### Extracted records

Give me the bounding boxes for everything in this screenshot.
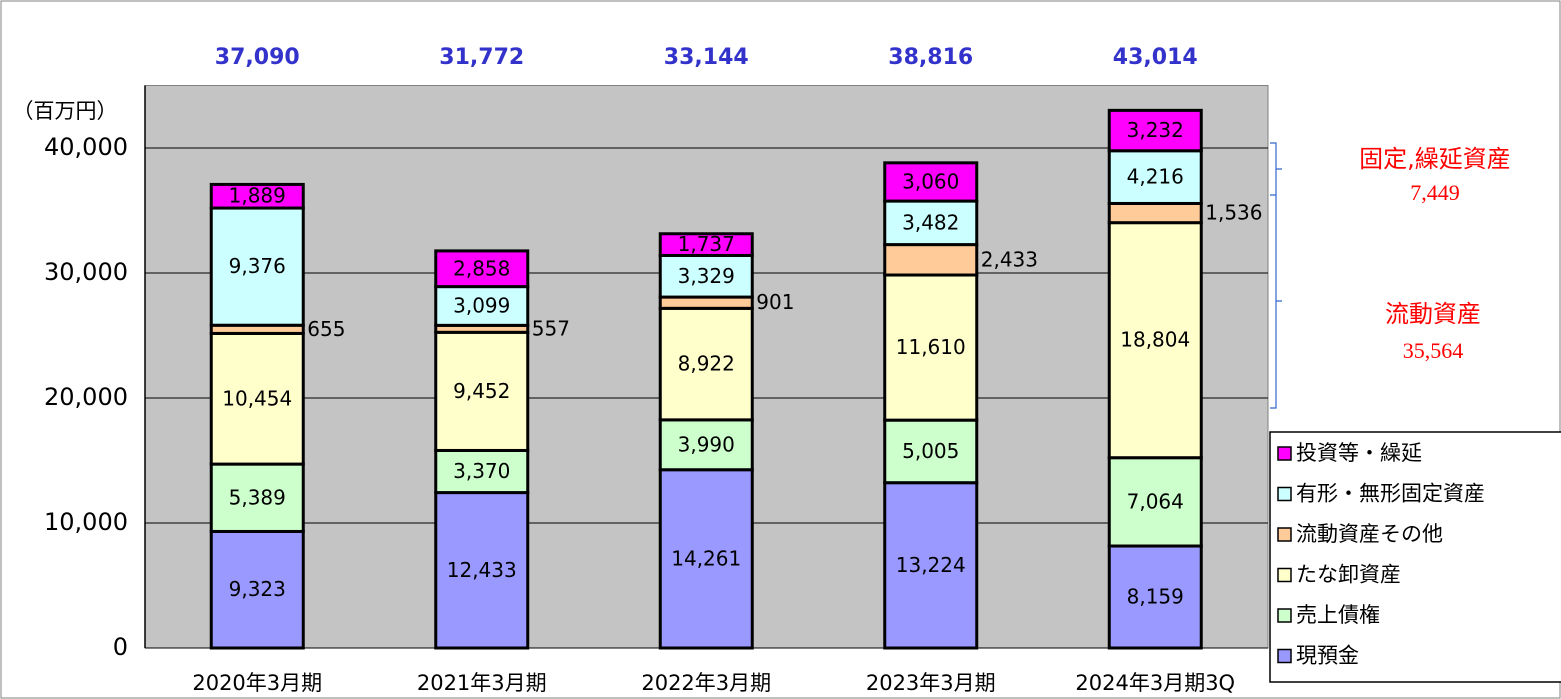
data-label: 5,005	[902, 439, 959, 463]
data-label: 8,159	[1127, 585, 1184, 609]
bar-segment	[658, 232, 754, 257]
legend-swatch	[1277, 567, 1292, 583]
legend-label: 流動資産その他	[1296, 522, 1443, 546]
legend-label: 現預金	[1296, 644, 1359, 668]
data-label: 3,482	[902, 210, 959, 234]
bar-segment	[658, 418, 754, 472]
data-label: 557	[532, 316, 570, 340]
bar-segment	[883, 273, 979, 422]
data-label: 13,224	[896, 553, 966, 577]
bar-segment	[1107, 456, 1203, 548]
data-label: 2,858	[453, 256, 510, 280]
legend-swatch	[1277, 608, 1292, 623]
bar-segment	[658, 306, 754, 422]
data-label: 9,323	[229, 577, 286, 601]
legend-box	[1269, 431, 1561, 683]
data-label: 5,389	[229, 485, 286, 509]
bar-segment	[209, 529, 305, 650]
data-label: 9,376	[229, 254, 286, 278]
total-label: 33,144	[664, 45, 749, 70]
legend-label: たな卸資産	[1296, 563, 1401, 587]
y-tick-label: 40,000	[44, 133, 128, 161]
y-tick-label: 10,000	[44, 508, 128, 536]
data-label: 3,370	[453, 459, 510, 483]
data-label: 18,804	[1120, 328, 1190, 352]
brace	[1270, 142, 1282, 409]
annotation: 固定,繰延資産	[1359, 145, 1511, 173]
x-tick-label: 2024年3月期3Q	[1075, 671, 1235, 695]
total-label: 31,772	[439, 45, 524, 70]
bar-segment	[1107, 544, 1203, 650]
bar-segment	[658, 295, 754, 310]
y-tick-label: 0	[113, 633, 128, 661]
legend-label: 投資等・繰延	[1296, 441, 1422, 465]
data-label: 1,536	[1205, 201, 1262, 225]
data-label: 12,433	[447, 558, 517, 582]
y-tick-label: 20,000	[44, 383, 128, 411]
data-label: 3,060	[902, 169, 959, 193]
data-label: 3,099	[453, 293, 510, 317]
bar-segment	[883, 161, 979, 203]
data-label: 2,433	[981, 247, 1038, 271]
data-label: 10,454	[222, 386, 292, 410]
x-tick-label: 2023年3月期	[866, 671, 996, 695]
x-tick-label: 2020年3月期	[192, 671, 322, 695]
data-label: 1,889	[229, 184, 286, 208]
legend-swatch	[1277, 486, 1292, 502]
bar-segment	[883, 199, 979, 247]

######

*Work to be completed*
Arrange as a numbered list the lines starting with the one containing "439, 959, 463]" and ending with the one containing "485, 286, 509]", both included, leaving out any blank lines.

*Exercise solution*
1. data-label: 5,005	[902, 439, 959, 463]
2. data-label: 8,159	[1127, 585, 1184, 609]
3. bar-segment	[658, 232, 754, 257]
4. legend-swatch	[1277, 567, 1292, 583]
5. legend-label: 流動資産その他	[1296, 522, 1443, 546]
6. legend-label: 現預金	[1296, 644, 1359, 668]
7. data-label: 3,482	[902, 210, 959, 234]
8. bar-segment	[658, 418, 754, 472]
9. data-label: 557	[532, 316, 570, 340]
10. bar-segment	[883, 273, 979, 422]
11. data-label: 13,224	[896, 553, 966, 577]
12. bar-segment	[1107, 456, 1203, 548]
13. data-label: 2,858	[453, 256, 510, 280]
14. legend-swatch	[1277, 608, 1292, 623]
15. bar-segment	[658, 306, 754, 422]
16. data-label: 9,323	[229, 577, 286, 601]
17. legend-box	[1269, 431, 1561, 683]
18. data-label: 5,389	[229, 485, 286, 509]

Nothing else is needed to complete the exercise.